Tackling revenge eviction is a political ‘no-brainer’

To borrow a phrase from Kevin Bacon, the government’s decision to tackle revenge eviction is a ‘no-brainer’. Or, as one recent observer termed it ‘gold-dust’ policy. One of those rare polices that as well as being extremely popular, also makes a lot of sense and costs nothing.

9 million people now rent their home privately. This includes 1.3 million families with children.

These families increasingly accept that they’ll be renting for the long term – but this doesn’t mean they are happy about it. Almost a third of renters with children (30%) believe they’ll be renting for the rest of their lives. Yet 69% say their main reason for renting is because they have no other choice.

A generation of families feel stuck in poor quality, unstable private rented homes; unsurprisingly housing is now a regularly a top five voter concern.

These voters are up for grabs. A recent poll, conducted on behalf of Generation Rent, found that 35% of private renters are floating voters.

And their political power is growing. The number of MPs with more constituents that rent rather than own their home has risen from 38 in 2001 (6% of MPs) to 65 in 2011 (10%). If this trend continues, renters will start to outnumber home owners in 104 seats by 2021.

Voters are angry.

The scandal of ‘revenge eviction’ is something that particularly exercises renters and voters. Over 17,000 people signed our petition calling on the government to end this practice. And thousands of our supporters have emailed their MP over the past couple of weeks, asking them to vote in Friday’s debate. Just talking about the issue, opened the flood gates.

You only have to glance at this Mumsnet thread to see how impassioned many parents feel about the instability of private renting. Shelter found that a heart-breaking 44% of renting parents believe their children would have a better childhood if they had more stability in their home.

But they believe politicians have the power to fix this.

In a YouGov survey for Shelter (which polled 3000 English adults) we found that 83% of renters think ‘the government has a responsibility to make sure that private renters do not live with a threat of eviction or sudden rent rises’.

▶ **Dataset excerpts**
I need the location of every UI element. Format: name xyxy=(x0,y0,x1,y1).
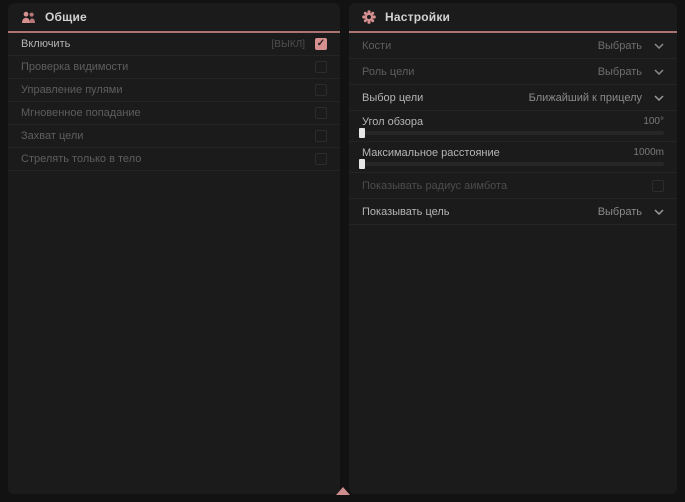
keybind-label[interactable]: [ВЫКЛ] xyxy=(272,39,305,50)
row-enable-label: Включить xyxy=(21,38,70,50)
target-role-dropdown-value: Выбрать xyxy=(598,66,642,78)
panel-settings-header: Настройки xyxy=(349,3,677,33)
row-fov-label: Угол обзора xyxy=(362,116,423,128)
row-show-target-label: Показывать цель xyxy=(362,206,450,218)
row-target-selection-label: Выбор цели xyxy=(362,92,423,104)
max-distance-slider[interactable] xyxy=(362,162,664,166)
general-rows: Включить [ВЫКЛ] ✓ Проверка видимости Упр… xyxy=(8,33,340,171)
chevron-down-icon xyxy=(654,69,664,75)
visibility-check-checkbox[interactable] xyxy=(315,61,327,73)
body-only-checkbox[interactable] xyxy=(315,153,327,165)
panel-settings: Настройки Кости Выбрать Роль цели Выбрат… xyxy=(349,3,677,494)
row-fov: Угол обзора 100° xyxy=(349,111,677,142)
row-bones[interactable]: Кости Выбрать xyxy=(349,33,677,59)
chevron-down-icon xyxy=(654,209,664,215)
row-show-aim-radius-label: Показывать радиус аимбота xyxy=(362,180,507,192)
row-body-only[interactable]: Стрелять только в тело xyxy=(8,148,340,171)
chevron-down-icon xyxy=(654,95,664,101)
row-max-distance: Максимальное расстояние 1000m xyxy=(349,142,677,173)
bullet-control-checkbox[interactable] xyxy=(315,84,327,96)
show-aim-radius-checkbox[interactable] xyxy=(652,180,664,192)
max-distance-slider-handle[interactable] xyxy=(359,159,365,169)
bones-dropdown-value: Выбрать xyxy=(598,40,642,52)
enable-checkbox[interactable]: ✓ xyxy=(315,38,327,50)
target-selection-dropdown[interactable]: Ближайший к прицелу xyxy=(529,92,664,104)
scroll-up-arrow-icon[interactable] xyxy=(336,487,350,495)
show-target-dropdown[interactable]: Выбрать xyxy=(598,206,664,218)
row-bones-label: Кости xyxy=(362,40,391,52)
settings-rows: Кости Выбрать Роль цели Выбрать Выбор це… xyxy=(349,33,677,225)
target-lock-checkbox[interactable] xyxy=(315,130,327,142)
row-enable[interactable]: Включить [ВЫКЛ] ✓ xyxy=(8,33,340,56)
users-icon xyxy=(21,11,36,24)
mod-menu: Общие Включить [ВЫКЛ] ✓ Проверка видимос… xyxy=(0,0,685,502)
row-target-lock-label: Захват цели xyxy=(21,130,83,142)
fov-slider[interactable] xyxy=(362,131,664,135)
row-visibility-check-label: Проверка видимости xyxy=(21,61,128,73)
row-show-aim-radius[interactable]: Показывать радиус аимбота xyxy=(349,173,677,199)
checkmark-icon: ✓ xyxy=(317,39,325,49)
row-visibility-check[interactable]: Проверка видимости xyxy=(8,56,340,79)
row-body-only-label: Стрелять только в тело xyxy=(21,153,141,165)
show-target-dropdown-value: Выбрать xyxy=(598,206,642,218)
panel-settings-title: Настройки xyxy=(385,10,450,24)
row-bullet-control-label: Управление пулями xyxy=(21,84,123,96)
fov-slider-handle[interactable] xyxy=(359,128,365,138)
bones-dropdown[interactable]: Выбрать xyxy=(598,40,664,52)
panel-general-header: Общие xyxy=(8,3,340,33)
panel-general: Общие Включить [ВЫКЛ] ✓ Проверка видимос… xyxy=(8,3,340,494)
target-selection-dropdown-value: Ближайший к прицелу xyxy=(529,92,642,104)
instant-hit-checkbox[interactable] xyxy=(315,107,327,119)
row-instant-hit[interactable]: Мгновенное попадание xyxy=(8,102,340,125)
panel-general-title: Общие xyxy=(45,10,87,24)
row-show-target[interactable]: Показывать цель Выбрать xyxy=(349,199,677,225)
row-bullet-control[interactable]: Управление пулями xyxy=(8,79,340,102)
target-role-dropdown[interactable]: Выбрать xyxy=(598,66,664,78)
row-max-distance-label: Максимальное расстояние xyxy=(362,147,500,159)
row-target-role-label: Роль цели xyxy=(362,66,414,78)
fov-value: 100° xyxy=(643,116,664,127)
row-instant-hit-label: Мгновенное попадание xyxy=(21,107,141,119)
row-target-selection[interactable]: Выбор цели Ближайший к прицелу xyxy=(349,85,677,111)
row-target-lock[interactable]: Захват цели xyxy=(8,125,340,148)
gear-icon xyxy=(362,10,376,24)
max-distance-value: 1000m xyxy=(633,147,664,158)
chevron-down-icon xyxy=(654,43,664,49)
row-target-role[interactable]: Роль цели Выбрать xyxy=(349,59,677,85)
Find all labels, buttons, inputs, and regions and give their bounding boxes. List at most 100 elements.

▶ **The request**
Using the article on revenge eviction, answer each question:
1. How many people now rent their home privately?
2. How many people signed the petition calling on the government to end revenge eviction?
3. In the YouGov survey for Shelter, what percentage of renters think the government has a responsibility to protect private renters from the threat of eviction or sudden rent rises?
The data is independent material with no connection to the text.

▶ **Exercise solution**
1. 9 million
2. Over 17,000
3. 83%